→ What needs to be done
Across the material below, how many lines contain the word "Personalised"? Give only the number.
[Begin Input rows]
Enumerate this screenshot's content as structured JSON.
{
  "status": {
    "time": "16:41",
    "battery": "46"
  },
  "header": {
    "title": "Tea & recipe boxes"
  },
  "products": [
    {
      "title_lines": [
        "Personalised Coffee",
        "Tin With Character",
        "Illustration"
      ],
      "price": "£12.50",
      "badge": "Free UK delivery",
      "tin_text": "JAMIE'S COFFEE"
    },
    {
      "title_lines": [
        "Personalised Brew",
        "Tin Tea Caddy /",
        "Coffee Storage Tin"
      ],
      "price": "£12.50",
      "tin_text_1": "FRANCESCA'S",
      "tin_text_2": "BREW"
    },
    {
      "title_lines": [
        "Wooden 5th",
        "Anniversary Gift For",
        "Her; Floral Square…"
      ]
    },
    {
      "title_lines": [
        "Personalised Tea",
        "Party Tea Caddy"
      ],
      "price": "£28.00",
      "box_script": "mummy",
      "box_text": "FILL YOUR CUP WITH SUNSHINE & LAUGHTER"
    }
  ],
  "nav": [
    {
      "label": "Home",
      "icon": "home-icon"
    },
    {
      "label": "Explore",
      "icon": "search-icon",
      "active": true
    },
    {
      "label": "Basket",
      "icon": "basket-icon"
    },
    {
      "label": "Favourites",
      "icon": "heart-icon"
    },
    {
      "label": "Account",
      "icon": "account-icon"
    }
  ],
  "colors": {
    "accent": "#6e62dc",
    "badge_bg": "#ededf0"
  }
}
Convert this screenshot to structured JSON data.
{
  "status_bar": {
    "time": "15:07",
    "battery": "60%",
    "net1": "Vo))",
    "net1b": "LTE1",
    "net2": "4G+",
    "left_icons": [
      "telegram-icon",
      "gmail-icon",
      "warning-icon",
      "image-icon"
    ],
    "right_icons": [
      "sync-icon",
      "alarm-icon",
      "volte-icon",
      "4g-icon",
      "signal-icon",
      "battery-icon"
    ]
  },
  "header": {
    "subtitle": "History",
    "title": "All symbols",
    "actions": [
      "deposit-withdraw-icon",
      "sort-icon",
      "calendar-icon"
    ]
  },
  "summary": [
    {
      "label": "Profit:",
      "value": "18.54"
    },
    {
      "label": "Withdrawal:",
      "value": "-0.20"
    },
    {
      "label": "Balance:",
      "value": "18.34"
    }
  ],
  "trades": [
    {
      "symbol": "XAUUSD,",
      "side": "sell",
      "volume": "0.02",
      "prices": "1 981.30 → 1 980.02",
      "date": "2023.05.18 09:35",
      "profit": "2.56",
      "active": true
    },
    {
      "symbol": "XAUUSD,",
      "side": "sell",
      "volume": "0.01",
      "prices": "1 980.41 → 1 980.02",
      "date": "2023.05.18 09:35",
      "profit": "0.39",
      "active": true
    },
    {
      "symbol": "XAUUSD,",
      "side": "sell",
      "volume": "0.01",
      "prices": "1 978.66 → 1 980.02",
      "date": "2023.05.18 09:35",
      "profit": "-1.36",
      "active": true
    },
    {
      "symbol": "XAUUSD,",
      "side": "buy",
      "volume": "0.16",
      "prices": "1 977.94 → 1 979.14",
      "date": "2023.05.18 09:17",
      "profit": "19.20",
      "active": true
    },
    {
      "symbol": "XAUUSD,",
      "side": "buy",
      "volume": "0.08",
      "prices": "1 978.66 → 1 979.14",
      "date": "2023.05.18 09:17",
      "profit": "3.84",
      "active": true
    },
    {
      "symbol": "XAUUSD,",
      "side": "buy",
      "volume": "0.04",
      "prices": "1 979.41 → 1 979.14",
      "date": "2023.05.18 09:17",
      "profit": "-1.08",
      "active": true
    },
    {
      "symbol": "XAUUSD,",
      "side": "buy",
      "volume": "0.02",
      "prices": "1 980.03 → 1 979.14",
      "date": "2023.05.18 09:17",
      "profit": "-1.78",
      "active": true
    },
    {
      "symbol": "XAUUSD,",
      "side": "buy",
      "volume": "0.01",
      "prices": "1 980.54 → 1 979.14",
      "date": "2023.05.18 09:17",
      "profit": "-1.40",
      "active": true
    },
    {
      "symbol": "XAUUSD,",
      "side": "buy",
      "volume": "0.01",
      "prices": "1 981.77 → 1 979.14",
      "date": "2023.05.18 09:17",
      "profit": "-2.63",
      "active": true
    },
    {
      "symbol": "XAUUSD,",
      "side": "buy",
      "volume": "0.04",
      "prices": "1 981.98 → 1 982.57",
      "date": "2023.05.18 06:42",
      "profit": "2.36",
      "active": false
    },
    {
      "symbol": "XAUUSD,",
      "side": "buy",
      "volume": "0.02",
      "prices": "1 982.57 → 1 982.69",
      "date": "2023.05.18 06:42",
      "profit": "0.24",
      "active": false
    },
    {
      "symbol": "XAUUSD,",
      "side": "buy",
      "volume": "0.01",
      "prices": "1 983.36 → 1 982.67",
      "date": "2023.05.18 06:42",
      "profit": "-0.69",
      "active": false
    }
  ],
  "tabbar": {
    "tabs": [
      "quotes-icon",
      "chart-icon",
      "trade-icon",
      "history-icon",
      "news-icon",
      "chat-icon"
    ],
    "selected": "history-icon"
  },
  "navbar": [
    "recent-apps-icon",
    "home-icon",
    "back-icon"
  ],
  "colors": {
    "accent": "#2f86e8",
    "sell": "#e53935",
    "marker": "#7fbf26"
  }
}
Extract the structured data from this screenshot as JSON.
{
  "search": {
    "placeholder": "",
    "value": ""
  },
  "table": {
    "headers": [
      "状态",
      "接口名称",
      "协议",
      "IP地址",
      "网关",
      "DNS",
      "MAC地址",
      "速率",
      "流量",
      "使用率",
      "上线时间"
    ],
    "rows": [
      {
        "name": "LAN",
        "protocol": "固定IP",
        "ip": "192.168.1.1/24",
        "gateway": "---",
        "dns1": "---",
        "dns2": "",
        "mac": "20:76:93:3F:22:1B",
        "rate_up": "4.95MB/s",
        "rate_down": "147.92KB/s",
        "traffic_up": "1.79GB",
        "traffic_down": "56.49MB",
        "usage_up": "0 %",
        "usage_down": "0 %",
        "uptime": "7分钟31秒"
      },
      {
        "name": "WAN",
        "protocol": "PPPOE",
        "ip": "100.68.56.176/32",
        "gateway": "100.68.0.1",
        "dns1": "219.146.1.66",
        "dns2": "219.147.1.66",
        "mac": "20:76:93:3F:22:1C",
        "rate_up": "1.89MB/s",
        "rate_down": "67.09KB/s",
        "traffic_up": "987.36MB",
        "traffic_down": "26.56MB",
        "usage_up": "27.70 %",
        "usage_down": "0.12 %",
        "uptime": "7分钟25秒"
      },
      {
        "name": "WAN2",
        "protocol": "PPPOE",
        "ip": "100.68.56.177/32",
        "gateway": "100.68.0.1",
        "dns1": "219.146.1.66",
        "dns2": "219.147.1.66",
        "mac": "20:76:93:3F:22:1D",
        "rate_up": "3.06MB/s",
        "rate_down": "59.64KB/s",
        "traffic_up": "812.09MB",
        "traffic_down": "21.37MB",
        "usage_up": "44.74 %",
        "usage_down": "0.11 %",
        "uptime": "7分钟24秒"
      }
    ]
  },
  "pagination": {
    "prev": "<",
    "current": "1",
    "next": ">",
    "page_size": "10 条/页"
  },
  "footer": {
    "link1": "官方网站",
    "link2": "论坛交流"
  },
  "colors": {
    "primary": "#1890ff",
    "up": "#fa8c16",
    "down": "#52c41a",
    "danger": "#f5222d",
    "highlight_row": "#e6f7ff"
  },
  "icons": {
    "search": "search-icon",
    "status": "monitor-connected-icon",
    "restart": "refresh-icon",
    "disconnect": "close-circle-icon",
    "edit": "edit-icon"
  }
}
[End Input rows]
→ Solution for this task
3